#### SOURCE RECORDS
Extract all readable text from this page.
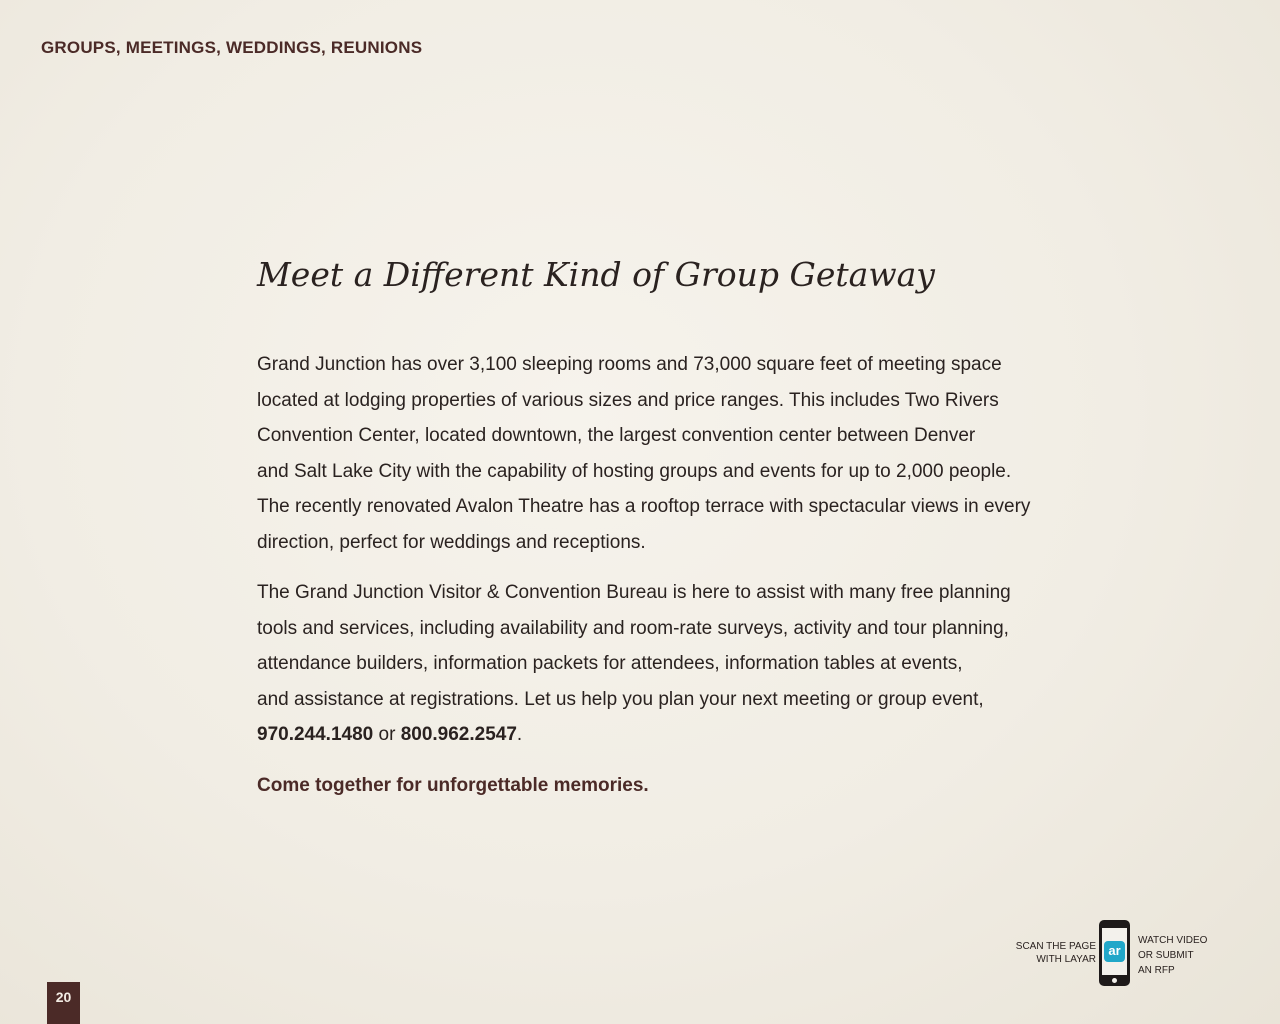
GROUPS, MEETINGS, WEDDINGS, REUNIONS
Meet a Different Kind of Group Getaway

Grand Junction has over 3,100 sleeping rooms and 73,000 square feet of meeting space
located at lodging properties of various sizes and price ranges. This includes Two Rivers
Convention Center, located downtown, the largest convention center between Denver
and Salt Lake City with the capability of hosting groups and events for up to 2,000 people.
The recently renovated Avalon Theatre has a rooftop terrace with spectacular views in every
direction, perfect for weddings and receptions.

The Grand Junction Visitor & Convention Bureau is here to assist with many free planning
tools and services, including availability and room-rate surveys, activity and tour planning,
attendance builders, information packets for attendees, information tables at events,
and assistance at registrations. Let us help you plan your next meeting or group event,
970.244.1480 or 800.962.2547.

Come together for unforgettable memories.

SCAN THE PAGE
WITH LAYAR
ar
WATCH VIDEO
OR SUBMIT
AN RFP
20
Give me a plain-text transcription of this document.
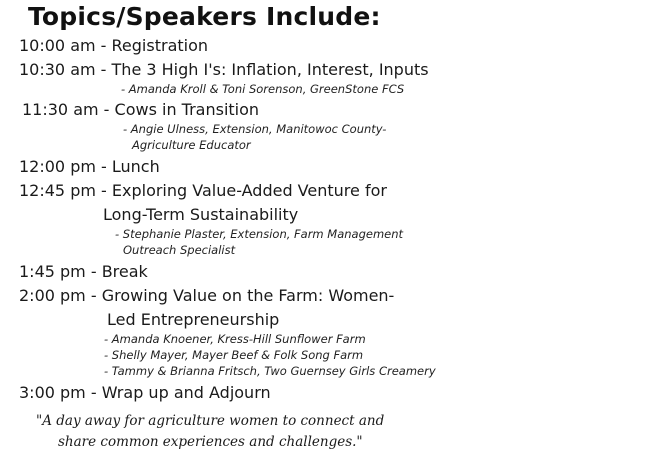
Topics/Speakers Include:
10:00 am - Registration
10:30 am - The 3 High I's: Inflation, Interest, Inputs
- Amanda Kroll & Toni Sorenson, GreenStone FCS
11:30 am - Cows in Transition
- Angie Ulness, Extension, Manitowoc County-
Agriculture Educator
12:00 pm - Lunch
12:45 pm - Exploring Value-Added Venture for
Long-Term Sustainability
- Stephanie Plaster, Extension, Farm Management
Outreach Specialist
1:45 pm - Break
2:00 pm - Growing Value on the Farm: Women-
Led Entrepreneurship
- Amanda Knoener, Kress-Hill Sunflower Farm
- Shelly Mayer, Mayer Beef & Folk Song Farm
- Tammy & Brianna Fritsch, Two Guernsey Girls Creamery
3:00 pm - Wrap up and Adjourn
"A day away for agriculture women to connect and
share common experiences and challenges."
########
## TASK STATEMENT
Copy out each line of the entries that holds "planning".

## REPLY
The Grand Junction Visitor & Convention Bureau is here to assist with many free planning
tools and services, including availability and room-rate surveys, activity and tour planning,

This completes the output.